**Problem description:** Each record below should be output verbatim, without pictures.

**Material for the task:**
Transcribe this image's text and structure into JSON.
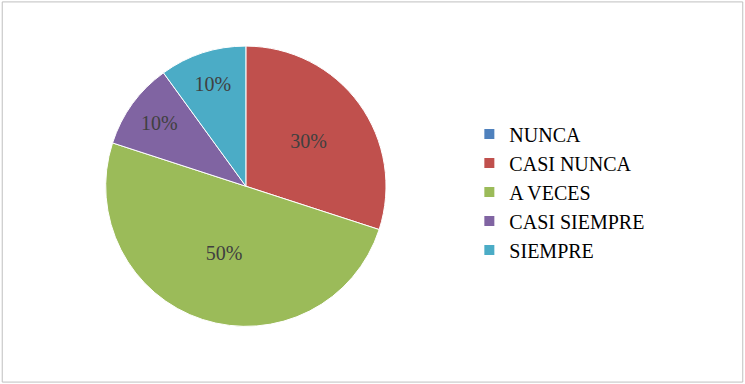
{
  "chart_data": {
    "type": "pie",
    "categories": [
      "NUNCA",
      "CASI NUNCA",
      "A VECES",
      "CASI SIEMPRE",
      "SIEMPRE"
    ],
    "values": [
      0,
      30,
      50,
      10,
      10
    ],
    "value_labels": [
      null,
      "30%",
      "50%",
      "10%",
      "10%"
    ],
    "colors": [
      "#4f81bd",
      "#c0504d",
      "#9bbb59",
      "#8064a2",
      "#4bacc6"
    ],
    "data_labels": true,
    "legend": "right"
  }
}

**The response:**
Transcribe this image's text and structure into JSON.
{
  "chart_data": {
    "type": "pie",
    "categories": [
      "NUNCA",
      "CASI NUNCA",
      "A VECES",
      "CASI SIEMPRE",
      "SIEMPRE"
    ],
    "values": [
      0,
      30,
      50,
      10,
      10
    ],
    "value_labels": [
      null,
      "30%",
      "50%",
      "10%",
      "10%"
    ],
    "colors": [
      "#4f81bd",
      "#c0504d",
      "#9bbb59",
      "#8064a2",
      "#4bacc6"
    ],
    "data_labels": true,
    "legend": "right"
  }
}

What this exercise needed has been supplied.